Stated exercise. Set down all of the data that follows word for word, without the images.

Task inputs.
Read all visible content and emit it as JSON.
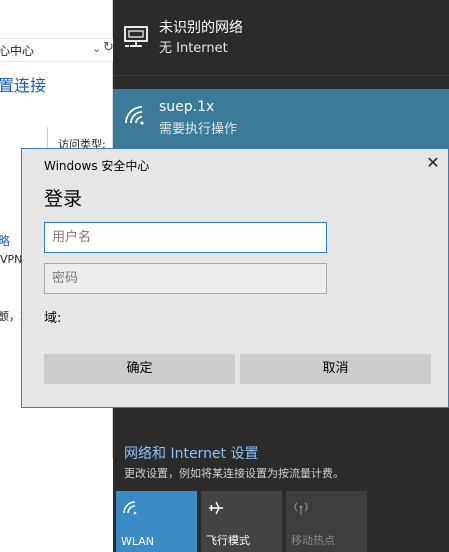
{
  "background_window": {
    "address_text": "心中心",
    "link_big": "置连接",
    "small_label": "访问类型:",
    "link_a": "略",
    "text_b": "VPN",
    "text_c": "颤，或"
  },
  "flyout": {
    "networks": [
      {
        "name": "未识别的网络",
        "status": "无 Internet",
        "icon": "wired-network-icon"
      },
      {
        "name": "suep.1x",
        "status": "需要执行操作",
        "icon": "wifi-icon"
      }
    ],
    "settings_link": "网络和 Internet 设置",
    "settings_desc": "更改设置，例如将某连接设置为按流量计费。",
    "quick_actions": [
      {
        "label": "WLAN",
        "icon": "wifi-icon",
        "active": true
      },
      {
        "label": "飞行模式",
        "icon": "airplane-icon",
        "active": false
      },
      {
        "label": "移动热点",
        "icon": "hotspot-icon",
        "active": false
      }
    ]
  },
  "dialog": {
    "title": "Windows 安全中心",
    "heading": "登录",
    "username_placeholder": "用户名",
    "password_placeholder": "密码",
    "domain_label": "域:",
    "ok_label": "确定",
    "cancel_label": "取消",
    "close_glyph": "✕"
  },
  "colors": {
    "flyout_bg": "#2b2b2b",
    "selected_network_bg": "#3b7a98",
    "wlan_tile_bg": "#3a8cc6",
    "link_color": "#8cc3ff",
    "dialog_border": "#3f7db0"
  }
}
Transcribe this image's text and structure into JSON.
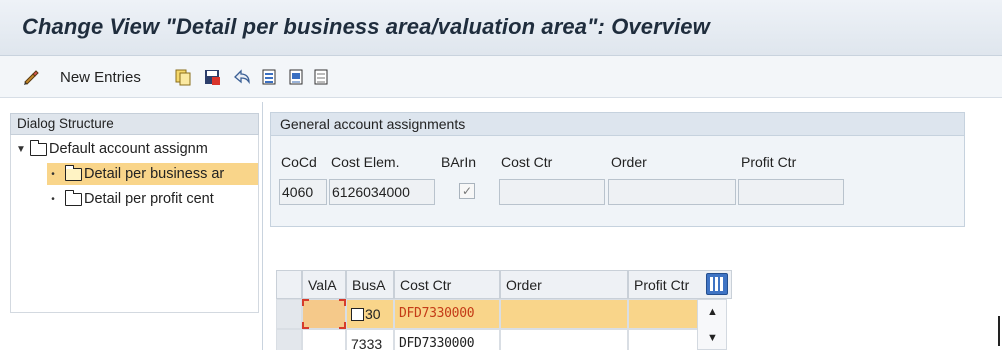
{
  "window": {
    "title": "Change View \"Detail per business area/valuation area\": Overview"
  },
  "toolbar": {
    "new_entries_label": "New Entries",
    "icons": [
      "edit-pencil-icon",
      "copy-icon",
      "save-icon",
      "undo-icon",
      "select-all-icon",
      "select-block-icon",
      "deselect-all-icon"
    ]
  },
  "dialog_structure": {
    "header": "Dialog Structure",
    "items": [
      {
        "label": "Default account assignm",
        "level": 0,
        "expanded": true,
        "selected": false
      },
      {
        "label": "Detail per business ar",
        "level": 1,
        "selected": true
      },
      {
        "label": "Detail per profit cent",
        "level": 1,
        "selected": false
      }
    ]
  },
  "general": {
    "header": "General account assignments",
    "labels": {
      "coCd": "CoCd",
      "costElem": "Cost Elem.",
      "barIn": "BArIn",
      "costCtr": "Cost Ctr",
      "order": "Order",
      "profitCtr": "Profit Ctr"
    },
    "values": {
      "coCd": "4060",
      "costElem": "6126034000",
      "barIn_checked": true,
      "costCtr": "",
      "order": "",
      "profitCtr": ""
    }
  },
  "table": {
    "headers": {
      "valA": "ValA",
      "busA": "BusA",
      "costCtr": "Cost Ctr",
      "order": "Order",
      "profitCtr": "Profit Ctr"
    },
    "rows": [
      {
        "valA": "",
        "busA": "30",
        "costCtr": "DFD7330000",
        "order": "",
        "profitCtr": "",
        "selected": true
      },
      {
        "valA": "",
        "busA": "7333",
        "costCtr": "DFD7330000",
        "order": "",
        "profitCtr": "",
        "selected": false
      }
    ]
  },
  "colors": {
    "selection": "#f9d58a",
    "title_bg": "#dfe6ee",
    "value_red": "#c43b17"
  }
}
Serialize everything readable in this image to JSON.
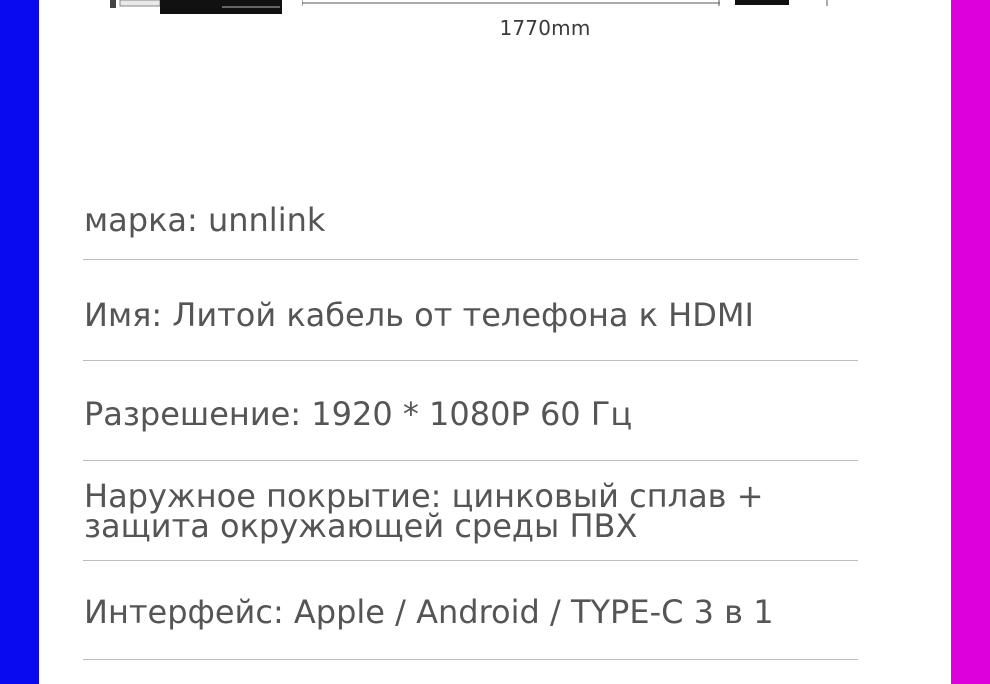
{
  "colors": {
    "left_edge": "#0a0af0",
    "right_edge": "#dd00dd",
    "text": "#555555",
    "divider": "#bdbdbd"
  },
  "drawing": {
    "left_dimension": "17",
    "length_label": "1770mm"
  },
  "specs": [
    {
      "text": "марка: unnlink"
    },
    {
      "text": "Имя: Литой кабель от телефона к HDMI"
    },
    {
      "text": "Разрешение: 1920 * 1080P 60 Гц"
    },
    {
      "text": "Наружное покрытие: цинковый сплав + защита окружающей среды ПВХ"
    },
    {
      "text": "Интерфейс: Apple / Android / TYPE-C 3 в 1"
    }
  ]
}
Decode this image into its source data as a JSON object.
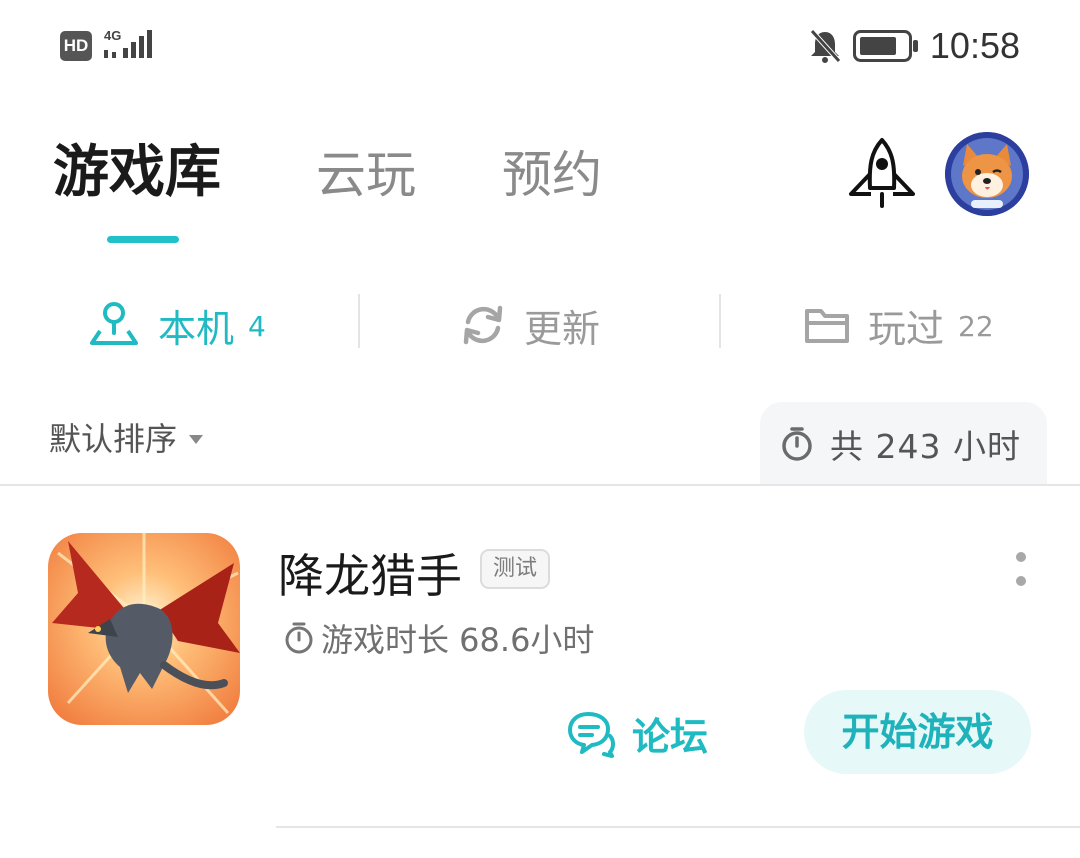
{
  "status_bar": {
    "hd": "HD",
    "network": "4G",
    "time": "10:58",
    "icons": [
      "signal-icon",
      "bell-off-icon",
      "battery-icon"
    ]
  },
  "header": {
    "tabs": [
      {
        "label": "游戏库",
        "active": true
      },
      {
        "label": "云玩",
        "active": false
      },
      {
        "label": "预约",
        "active": false
      }
    ],
    "icons": [
      "rocket-icon",
      "avatar"
    ]
  },
  "segments": {
    "local": {
      "label": "本机",
      "count": "4",
      "icon": "location-pin-icon"
    },
    "update": {
      "label": "更新",
      "icon": "refresh-icon"
    },
    "played": {
      "label": "玩过",
      "count": "22",
      "icon": "folder-icon"
    }
  },
  "sort": {
    "label": "默认排序",
    "total_time": "共 243 小时"
  },
  "games": [
    {
      "title": "降龙猎手",
      "tag": "测试",
      "play_time": "游戏时长 68.6小时",
      "forum_label": "论坛",
      "start_label": "开始游戏"
    }
  ],
  "colors": {
    "accent": "#20c1c8",
    "start_button_bg": "#e7f8f9",
    "muted_text": "#8a8a8a"
  }
}
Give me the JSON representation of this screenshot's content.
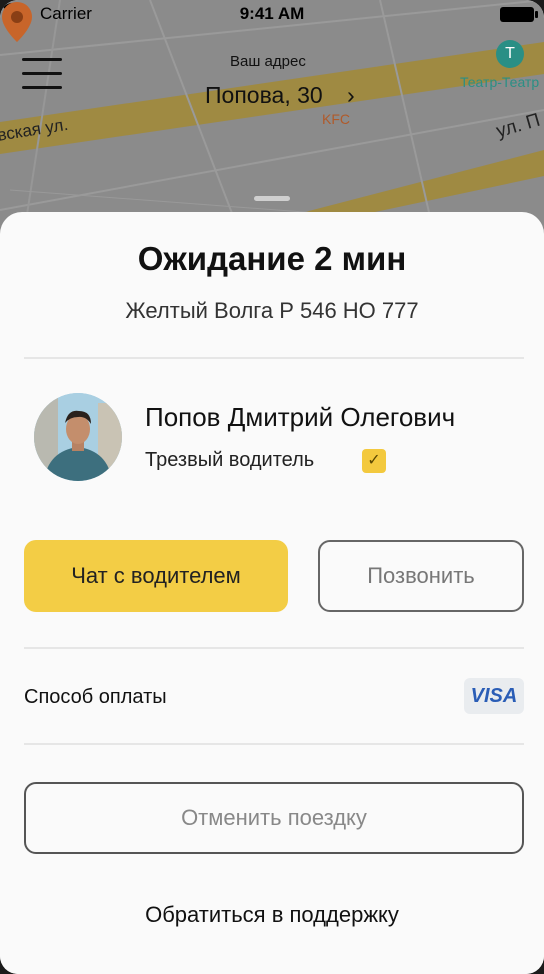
{
  "status_bar": {
    "carrier": "Carrier",
    "time": "9:41 AM"
  },
  "map": {
    "address_label": "Ваш адрес",
    "address_value": "Попова, 30",
    "address_chevron": "›",
    "poi_kfc": "KFC",
    "poi_theatre": "Театр-Театр",
    "theatre_icon_glyph": "Т",
    "street_left": "вская ул.",
    "street_right": "ул. П"
  },
  "trip": {
    "title": "Ожидание 2 мин",
    "car": "Желтый Волга Р 546 НО 777"
  },
  "driver": {
    "name": "Попов Дмитрий Олегович",
    "tag": "Трезвый водитель",
    "tag_checked": true
  },
  "actions": {
    "chat_label": "Чат с водителем",
    "call_label": "Позвонить",
    "cancel_label": "Отменить поездку",
    "support_label": "Обратиться в поддержку"
  },
  "payment": {
    "label": "Способ оплаты",
    "method": "VISA"
  },
  "colors": {
    "accent_yellow": "#F3CD45",
    "visa_blue": "#2A5DB6",
    "theatre_green": "#2A8F85",
    "map_overlay": "#8B8B8B"
  }
}
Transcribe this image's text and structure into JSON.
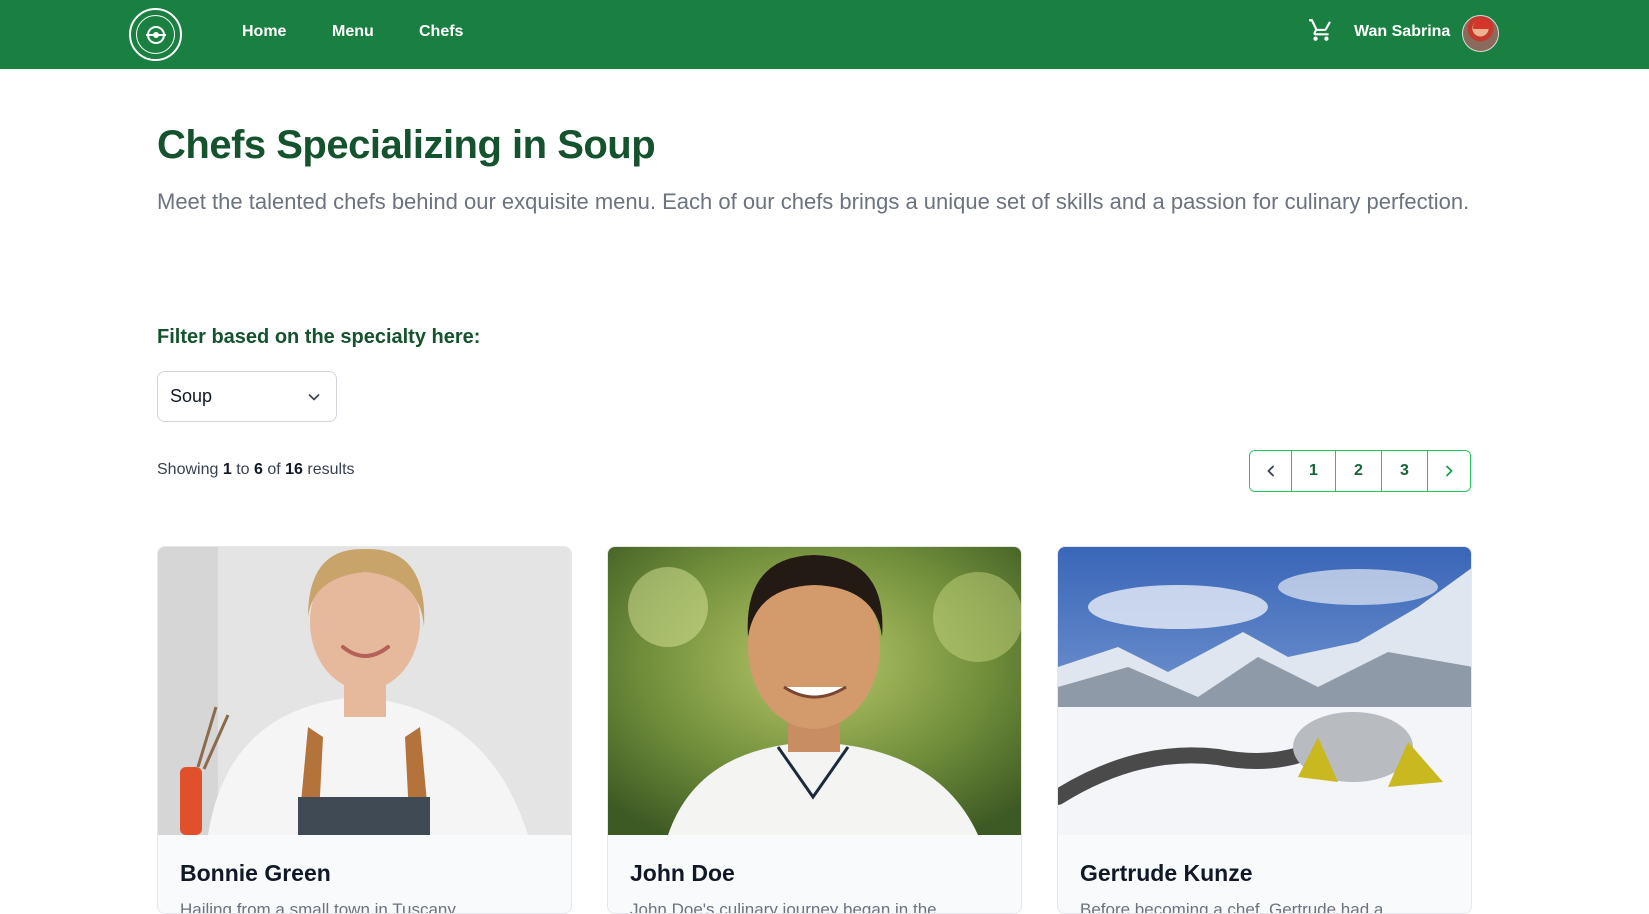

Worked answer.
Read all visible content and emit it as JSON.
{
  "background_window": {
    "address_text": "心中心",
    "link_big": "置连接",
    "small_label": "访问类型:",
    "link_a": "略",
    "text_b": "VPN",
    "text_c": "颤，或"
  },
  "flyout": {
    "networks": [
      {
        "name": "未识别的网络",
        "status": "无 Internet",
        "icon": "wired-network-icon"
      },
      {
        "name": "suep.1x",
        "status": "需要执行操作",
        "icon": "wifi-icon"
      }
    ],
    "settings_link": "网络和 Internet 设置",
    "settings_desc": "更改设置，例如将某连接设置为按流量计费。",
    "quick_actions": [
      {
        "label": "WLAN",
        "icon": "wifi-icon",
        "active": true
      },
      {
        "label": "飞行模式",
        "icon": "airplane-icon",
        "active": false
      },
      {
        "label": "移动热点",
        "icon": "hotspot-icon",
        "active": false
      }
    ]
  },
  "dialog": {
    "title": "Windows 安全中心",
    "heading": "登录",
    "username_placeholder": "用户名",
    "password_placeholder": "密码",
    "domain_label": "域:",
    "ok_label": "确定",
    "cancel_label": "取消",
    "close_glyph": "✕"
  },
  "colors": {
    "flyout_bg": "#2b2b2b",
    "selected_network_bg": "#3b7a98",
    "wlan_tile_bg": "#3a8cc6",
    "link_color": "#8cc3ff",
    "dialog_border": "#3f7db0"
  }
}
Transcribe this image's text and structure into JSON.
{
  "window": {
    "title": "Change View \"Detail per business area/valuation area\": Overview"
  },
  "toolbar": {
    "new_entries_label": "New Entries",
    "icons": [
      "edit-pencil-icon",
      "copy-icon",
      "save-icon",
      "undo-icon",
      "select-all-icon",
      "select-block-icon",
      "deselect-all-icon"
    ]
  },
  "dialog_structure": {
    "header": "Dialog Structure",
    "items": [
      {
        "label": "Default account assignm",
        "level": 0,
        "expanded": true,
        "selected": false
      },
      {
        "label": "Detail per business ar",
        "level": 1,
        "selected": true
      },
      {
        "label": "Detail per profit cent",
        "level": 1,
        "selected": false
      }
    ]
  },
  "general": {
    "header": "General account assignments",
    "labels": {
      "coCd": "CoCd",
      "costElem": "Cost Elem.",
      "barIn": "BArIn",
      "costCtr": "Cost Ctr",
      "order": "Order",
      "profitCtr": "Profit Ctr"
    },
    "values": {
      "coCd": "4060",
      "costElem": "6126034000",
      "barIn_checked": true,
      "costCtr": "",
      "order": "",
      "profitCtr": ""
    }
  },
  "table": {
    "headers": {
      "valA": "ValA",
      "busA": "BusA",
      "costCtr": "Cost Ctr",
      "order": "Order",
      "profitCtr": "Profit Ctr"
    },
    "rows": [
      {
        "valA": "",
        "busA": "30",
        "costCtr": "DFD7330000",
        "order": "",
        "profitCtr": "",
        "selected": true
      },
      {
        "valA": "",
        "busA": "7333",
        "costCtr": "DFD7330000",
        "order": "",
        "profitCtr": "",
        "selected": false
      }
    ]
  },
  "colors": {
    "selection": "#f9d58a",
    "title_bg": "#dfe6ee",
    "value_red": "#c43b17"
  }
}
Serialize everything readable in this image to JSON.
{
  "colors": {
    "left_edge": "#0a0af0",
    "right_edge": "#dd00dd",
    "text": "#555555",
    "divider": "#bdbdbd"
  },
  "drawing": {
    "left_dimension": "17",
    "length_label": "1770mm"
  },
  "specs": [
    {
      "text": "марка: unnlink"
    },
    {
      "text": "Имя: Литой кабель от телефона к HDMI"
    },
    {
      "text": "Разрешение: 1920 * 1080P 60 Гц"
    },
    {
      "text": "Наружное покрытие: цинковый сплав + защита окружающей среды ПВХ"
    },
    {
      "text": "Интерфейс: Apple / Android / TYPE-C 3 в 1"
    }
  ]
}
Decode this image into its source data as a JSON object.
{
  "status_bar": {
    "hd": "HD",
    "network": "4G",
    "time": "10:58",
    "icons": [
      "signal-icon",
      "bell-off-icon",
      "battery-icon"
    ]
  },
  "header": {
    "tabs": [
      {
        "label": "游戏库",
        "active": true
      },
      {
        "label": "云玩",
        "active": false
      },
      {
        "label": "预约",
        "active": false
      }
    ],
    "icons": [
      "rocket-icon",
      "avatar"
    ]
  },
  "segments": {
    "local": {
      "label": "本机",
      "count": "4",
      "icon": "location-pin-icon"
    },
    "update": {
      "label": "更新",
      "icon": "refresh-icon"
    },
    "played": {
      "label": "玩过",
      "count": "22",
      "icon": "folder-icon"
    }
  },
  "sort": {
    "label": "默认排序",
    "total_time": "共 243 小时"
  },
  "games": [
    {
      "title": "降龙猎手",
      "tag": "测试",
      "play_time": "游戏时长 68.6小时",
      "forum_label": "论坛",
      "start_label": "开始游戏"
    }
  ],
  "colors": {
    "accent": "#20c1c8",
    "start_button_bg": "#e7f8f9",
    "muted_text": "#8a8a8a"
  }
}
Give me the JSON representation of this screenshot's content.
{
  "status_bar": {
    "carrier": "Carrier",
    "time": "9:41 AM"
  },
  "map": {
    "address_label": "Ваш адрес",
    "address_value": "Попова, 30",
    "address_chevron": "›",
    "poi_kfc": "KFC",
    "poi_theatre": "Театр-Театр",
    "theatre_icon_glyph": "Т",
    "street_left": "вская ул.",
    "street_right": "ул. П"
  },
  "trip": {
    "title": "Ожидание 2 мин",
    "car": "Желтый Волга Р 546 НО 777"
  },
  "driver": {
    "name": "Попов Дмитрий Олегович",
    "tag": "Трезвый водитель",
    "tag_checked": true
  },
  "actions": {
    "chat_label": "Чат с водителем",
    "call_label": "Позвонить",
    "cancel_label": "Отменить поездку",
    "support_label": "Обратиться в поддержку"
  },
  "payment": {
    "label": "Способ оплаты",
    "method": "VISA"
  },
  "colors": {
    "accent_yellow": "#F3CD45",
    "visa_blue": "#2A5DB6",
    "theatre_green": "#2A8F85",
    "map_overlay": "#8B8B8B"
  }
}
Transcribe this image's text and structure into JSON.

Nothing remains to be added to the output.